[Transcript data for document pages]
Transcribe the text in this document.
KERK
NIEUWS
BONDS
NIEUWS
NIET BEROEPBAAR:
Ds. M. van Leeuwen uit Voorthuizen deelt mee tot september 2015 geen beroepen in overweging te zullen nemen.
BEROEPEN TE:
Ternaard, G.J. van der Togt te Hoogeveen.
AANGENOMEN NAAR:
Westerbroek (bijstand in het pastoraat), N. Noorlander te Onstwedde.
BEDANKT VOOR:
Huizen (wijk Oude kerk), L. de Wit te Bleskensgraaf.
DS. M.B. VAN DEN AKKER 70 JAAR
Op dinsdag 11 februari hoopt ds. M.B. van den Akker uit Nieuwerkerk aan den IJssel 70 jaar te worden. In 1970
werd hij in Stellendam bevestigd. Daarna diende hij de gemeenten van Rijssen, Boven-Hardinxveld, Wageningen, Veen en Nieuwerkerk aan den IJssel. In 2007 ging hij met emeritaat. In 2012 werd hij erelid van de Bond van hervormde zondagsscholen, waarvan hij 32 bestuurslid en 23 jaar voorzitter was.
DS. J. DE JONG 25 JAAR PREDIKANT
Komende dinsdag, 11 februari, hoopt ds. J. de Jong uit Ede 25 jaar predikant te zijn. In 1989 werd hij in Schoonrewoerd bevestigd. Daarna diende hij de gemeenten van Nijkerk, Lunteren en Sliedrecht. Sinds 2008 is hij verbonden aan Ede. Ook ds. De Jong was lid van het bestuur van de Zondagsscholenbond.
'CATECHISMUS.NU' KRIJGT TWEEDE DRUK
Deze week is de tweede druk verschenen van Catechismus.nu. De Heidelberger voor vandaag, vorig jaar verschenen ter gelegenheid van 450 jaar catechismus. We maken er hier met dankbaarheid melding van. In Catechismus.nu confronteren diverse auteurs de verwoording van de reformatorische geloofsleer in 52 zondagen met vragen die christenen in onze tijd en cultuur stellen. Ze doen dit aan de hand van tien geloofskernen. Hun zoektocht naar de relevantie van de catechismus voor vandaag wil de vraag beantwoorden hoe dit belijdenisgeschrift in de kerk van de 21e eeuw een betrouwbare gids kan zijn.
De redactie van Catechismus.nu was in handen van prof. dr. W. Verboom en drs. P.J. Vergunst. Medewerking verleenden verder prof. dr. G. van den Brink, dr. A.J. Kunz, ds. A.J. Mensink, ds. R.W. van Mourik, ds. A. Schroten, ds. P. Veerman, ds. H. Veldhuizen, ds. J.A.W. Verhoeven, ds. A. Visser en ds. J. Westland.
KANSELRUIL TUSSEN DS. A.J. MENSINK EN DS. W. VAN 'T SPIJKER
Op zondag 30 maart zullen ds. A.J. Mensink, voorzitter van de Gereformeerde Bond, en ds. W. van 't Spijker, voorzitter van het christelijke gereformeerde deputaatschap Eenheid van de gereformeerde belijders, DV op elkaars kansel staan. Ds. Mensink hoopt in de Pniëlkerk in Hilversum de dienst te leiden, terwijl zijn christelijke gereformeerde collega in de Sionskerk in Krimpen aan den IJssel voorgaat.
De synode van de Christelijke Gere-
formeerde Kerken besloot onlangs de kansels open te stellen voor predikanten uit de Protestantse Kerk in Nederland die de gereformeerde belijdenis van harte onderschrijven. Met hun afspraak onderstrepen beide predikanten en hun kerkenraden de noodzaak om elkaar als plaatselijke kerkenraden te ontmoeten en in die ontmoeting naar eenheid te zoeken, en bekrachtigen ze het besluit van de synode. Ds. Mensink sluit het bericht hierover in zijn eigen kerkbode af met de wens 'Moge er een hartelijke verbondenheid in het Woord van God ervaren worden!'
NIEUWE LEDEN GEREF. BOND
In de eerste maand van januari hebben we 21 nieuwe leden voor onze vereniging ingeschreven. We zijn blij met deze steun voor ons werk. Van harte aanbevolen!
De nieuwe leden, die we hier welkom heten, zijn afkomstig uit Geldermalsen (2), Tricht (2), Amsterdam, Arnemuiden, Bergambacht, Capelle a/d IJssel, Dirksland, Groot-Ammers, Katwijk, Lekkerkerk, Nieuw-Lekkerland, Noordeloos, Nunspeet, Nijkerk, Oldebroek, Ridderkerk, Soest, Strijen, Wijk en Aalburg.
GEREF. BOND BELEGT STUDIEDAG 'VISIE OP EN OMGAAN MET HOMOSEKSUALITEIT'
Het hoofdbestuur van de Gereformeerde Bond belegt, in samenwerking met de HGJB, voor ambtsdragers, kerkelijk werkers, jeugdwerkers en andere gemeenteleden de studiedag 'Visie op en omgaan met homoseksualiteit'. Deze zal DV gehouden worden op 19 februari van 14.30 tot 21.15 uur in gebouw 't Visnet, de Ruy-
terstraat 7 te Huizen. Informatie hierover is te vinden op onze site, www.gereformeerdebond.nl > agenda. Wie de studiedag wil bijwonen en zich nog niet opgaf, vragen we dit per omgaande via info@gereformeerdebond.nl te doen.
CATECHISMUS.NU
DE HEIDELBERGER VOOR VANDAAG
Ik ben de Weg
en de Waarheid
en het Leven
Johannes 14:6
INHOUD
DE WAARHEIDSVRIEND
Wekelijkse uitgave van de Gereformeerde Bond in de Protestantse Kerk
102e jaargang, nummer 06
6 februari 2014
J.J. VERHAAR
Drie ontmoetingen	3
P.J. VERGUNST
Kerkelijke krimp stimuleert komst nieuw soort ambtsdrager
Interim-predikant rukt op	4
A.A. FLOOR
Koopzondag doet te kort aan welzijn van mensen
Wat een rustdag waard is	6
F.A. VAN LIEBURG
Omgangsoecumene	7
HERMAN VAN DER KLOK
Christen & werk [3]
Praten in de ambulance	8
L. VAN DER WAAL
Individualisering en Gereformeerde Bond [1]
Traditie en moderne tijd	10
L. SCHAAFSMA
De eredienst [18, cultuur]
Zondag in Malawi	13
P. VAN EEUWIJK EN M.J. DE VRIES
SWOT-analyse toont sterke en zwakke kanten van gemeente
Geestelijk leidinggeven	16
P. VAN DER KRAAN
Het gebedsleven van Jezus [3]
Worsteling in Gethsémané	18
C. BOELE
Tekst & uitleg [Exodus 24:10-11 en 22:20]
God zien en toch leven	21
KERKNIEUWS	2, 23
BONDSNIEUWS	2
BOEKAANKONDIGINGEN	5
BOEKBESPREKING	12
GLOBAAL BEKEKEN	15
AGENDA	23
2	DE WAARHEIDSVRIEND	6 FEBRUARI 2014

TO DO - Copy out every line of the entries where the string "WAARHEIDSVRIEND" shows up.

ANSWER BOX -
DE WAARHEIDSVRIEND
2	DE WAARHEIDSVRIEND	6 FEBRUARI 2014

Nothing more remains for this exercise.